■ **RANGKAIAN LATIHAN**
1. Jawablah pertanyaan berikut berdasarkan artikel tentang degradasi hutan Indonesia.
(a) Berapa laju kerusakan hutan tropis per tahun pada periode 2022–2023?
(b) Berapa luas hutan lindung di Indonesia?
(c) Lembaga apa yang menggelar webinar tempat Prof. Widiyatno menyampaikan paparannya?
2. Lanjutkan artikel tentang degradasi hutan Indonesia mulai dari kalimat terakhir yang ditampilkan.
───── TEKS BACAAN
Ecobiz.asia — Degradasi hutan Indonesia tercatat mulai menurun berdasarkan statistik kehutanan terbaru. Pada 2022–2023, laju kerusakan hutan tropis mencapai 121 ribu hektare per tahun.
Meski demikian, akademisi menilai tantangan dalam pengelolaan dan pemulihan hutan masih besar.
Wakil Dekan Fakultas Kehutanan Universitas Gadjah Mada (UGM), Prof. Widiyatno, menyampaikan hutan berperan penting menjaga stabilitas iklim, ketersediaan air, dan keberlanjutan ekosistem. Dampak perubahan iklim, ujarnya, kini semakin terlihat melalui banjir, perubahan musim, dan penurunan sumber air.
“Keberadaan vegetasi atau hutan berperan penting untuk menjaga keberlangsungan hidup kita dan juga ekosistem,” katanya dalam webinar Cengkerama Iklim: Pohon Kita & Iklim Kita yang digelar Kementerian Lingkungan Hidup, Kamis (11/12/2025).
Ia memaparkan luas kawasan hutan terestrial Indonesia mencapai 120,4 juta hektare, dan sekitar 125 juta hektare bila memasukkan kawasan konservasi perairan. Rinciannya, hutan produksi 68,8 juta hektare, hutan lindung 29,6 juta hektare, dan hutan konservasi 20,1 juta hektare.
Widiyatno menyoroti penurunan tutupan hutan yang membuat cadangan air semakin terbatas dan menjadi tantangan besar bagi upaya pengelolaan hutan. Ia juga menekankan pentingnya perlindungan keanekaragaman hayati, mengingat banyak spesies hutan tropis—termasuk tanaman obat—belum dieksplorasi potensinya.
“Jika hutan terus dirusak, potensi tersebut akan hilang. Jenis-jenis ini akan punah ketika hutan itu terdegradasi,” ujarnya.
──────────
───── DATA YANG DIBERIKAN
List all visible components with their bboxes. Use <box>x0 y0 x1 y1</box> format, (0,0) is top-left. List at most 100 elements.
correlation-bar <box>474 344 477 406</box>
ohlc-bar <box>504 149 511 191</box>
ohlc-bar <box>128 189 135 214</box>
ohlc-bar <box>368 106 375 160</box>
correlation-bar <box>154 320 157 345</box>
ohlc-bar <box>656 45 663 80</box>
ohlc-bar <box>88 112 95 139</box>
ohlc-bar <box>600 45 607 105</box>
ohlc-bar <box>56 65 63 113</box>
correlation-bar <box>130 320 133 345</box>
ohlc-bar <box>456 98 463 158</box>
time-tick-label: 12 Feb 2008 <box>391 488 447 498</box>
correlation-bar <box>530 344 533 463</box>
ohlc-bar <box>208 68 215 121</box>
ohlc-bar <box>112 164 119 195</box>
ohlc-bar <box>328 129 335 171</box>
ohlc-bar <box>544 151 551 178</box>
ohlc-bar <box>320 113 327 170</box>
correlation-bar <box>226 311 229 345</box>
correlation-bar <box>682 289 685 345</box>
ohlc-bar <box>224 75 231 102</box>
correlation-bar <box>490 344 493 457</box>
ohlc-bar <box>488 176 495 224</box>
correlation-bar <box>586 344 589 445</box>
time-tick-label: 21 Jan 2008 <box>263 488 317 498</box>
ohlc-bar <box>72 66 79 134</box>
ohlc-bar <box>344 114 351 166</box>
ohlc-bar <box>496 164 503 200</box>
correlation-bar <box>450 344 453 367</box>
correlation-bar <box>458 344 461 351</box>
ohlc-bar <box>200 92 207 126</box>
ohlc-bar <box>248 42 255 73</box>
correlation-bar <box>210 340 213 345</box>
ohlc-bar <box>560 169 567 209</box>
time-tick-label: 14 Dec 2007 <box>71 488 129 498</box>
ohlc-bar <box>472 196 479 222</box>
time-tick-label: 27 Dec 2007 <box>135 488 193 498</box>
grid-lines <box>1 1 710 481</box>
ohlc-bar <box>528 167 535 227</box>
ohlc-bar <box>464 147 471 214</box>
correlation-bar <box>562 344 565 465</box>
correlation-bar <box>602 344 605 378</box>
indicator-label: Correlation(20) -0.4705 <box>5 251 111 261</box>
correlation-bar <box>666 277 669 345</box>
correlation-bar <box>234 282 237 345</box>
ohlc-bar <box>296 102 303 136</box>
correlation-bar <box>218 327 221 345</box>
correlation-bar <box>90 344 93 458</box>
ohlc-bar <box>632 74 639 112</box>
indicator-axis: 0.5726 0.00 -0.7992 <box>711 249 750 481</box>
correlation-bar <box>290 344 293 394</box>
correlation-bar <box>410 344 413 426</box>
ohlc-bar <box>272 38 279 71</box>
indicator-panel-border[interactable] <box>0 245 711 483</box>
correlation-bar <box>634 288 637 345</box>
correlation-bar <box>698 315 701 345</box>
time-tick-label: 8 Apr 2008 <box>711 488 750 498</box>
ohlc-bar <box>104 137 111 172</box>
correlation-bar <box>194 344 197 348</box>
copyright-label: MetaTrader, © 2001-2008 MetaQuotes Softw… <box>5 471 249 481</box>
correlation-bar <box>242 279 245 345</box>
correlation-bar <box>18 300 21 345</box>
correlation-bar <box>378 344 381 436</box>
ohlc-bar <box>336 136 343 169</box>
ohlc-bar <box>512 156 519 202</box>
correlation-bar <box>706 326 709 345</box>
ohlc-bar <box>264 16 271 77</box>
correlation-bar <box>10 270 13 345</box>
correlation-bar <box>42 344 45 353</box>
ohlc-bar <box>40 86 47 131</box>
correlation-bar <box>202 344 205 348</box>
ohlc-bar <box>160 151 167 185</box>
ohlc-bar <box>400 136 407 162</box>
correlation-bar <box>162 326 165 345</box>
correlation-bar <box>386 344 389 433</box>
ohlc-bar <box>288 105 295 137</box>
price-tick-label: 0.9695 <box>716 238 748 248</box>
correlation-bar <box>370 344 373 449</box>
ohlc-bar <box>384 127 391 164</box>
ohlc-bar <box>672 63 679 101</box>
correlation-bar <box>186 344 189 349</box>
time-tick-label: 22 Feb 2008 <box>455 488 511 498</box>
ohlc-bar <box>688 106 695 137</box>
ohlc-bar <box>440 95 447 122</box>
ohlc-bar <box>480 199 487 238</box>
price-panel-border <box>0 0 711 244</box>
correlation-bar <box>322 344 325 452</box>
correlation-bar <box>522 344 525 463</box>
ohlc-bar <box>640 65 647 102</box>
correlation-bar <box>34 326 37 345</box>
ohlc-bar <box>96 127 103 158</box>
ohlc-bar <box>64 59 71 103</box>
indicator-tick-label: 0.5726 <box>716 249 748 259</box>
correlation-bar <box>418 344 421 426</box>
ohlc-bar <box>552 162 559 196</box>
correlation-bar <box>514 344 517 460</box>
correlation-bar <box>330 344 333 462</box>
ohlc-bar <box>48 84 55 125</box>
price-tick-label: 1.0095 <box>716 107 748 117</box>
──────────
■ **JAWABAN PER TUGAS**
1.
(a) 121 ribu hektare per tahun.
(b) 29,6 juta hektare.
(c) Kementerian Lingkungan Hidup.

2.
Menurutnya, restorasi hutan harus dilakukan dengan strategi yang disesuaikan kondisi lahan, baik gambut, pegunungan, dataran rendah, maupun tanah mineral. Ia mencontohkan keberhasilan restorasi Selangor, Malaysia, yang membutuhkan waktu hingga 100 tahun dengan dukungan investasi besar.
Ia menyebut pemahaman terhadap jenis vegetasi dan tipologi kerusakan hutan menjadi kunci untuk menentukan langkah rehabilitasi yang tepat. Di Kalimantan Tengah, intervensi penanaman terbukti mendorong percepatan pertumbuhan pohon hingga diameter 40 cm dalam 20 tahun, jauh lebih cepat dibanding pertumbuhan alami 0,2 cm per tahun.
Percepatan tersebut berdampak pada peningkatan serapan karbon. “Jenis-jenis yang kita kembangkan pada 20 tahun bisa menambah 139 ton karbon per hektare, setara dengan potensi karbon hutan alam primernya,” katanya.
Sementara di Pulau Jawa, ia menilai pendekatan agroforestri menjadi penting karena tekanan penduduk dan penurunan harga pertanian mendorong masyarakat masuk ke kawasan hutan. Tanaman pangan seperti porang, kunyit, dan umbi-umbian dapat ditanam berdampingan dengan pohon hutan.
“Tanaman pangan mengikuti perkembangan hutannya, bukan sebaliknya,” ujarnya. *** (Putra Rama Febrian)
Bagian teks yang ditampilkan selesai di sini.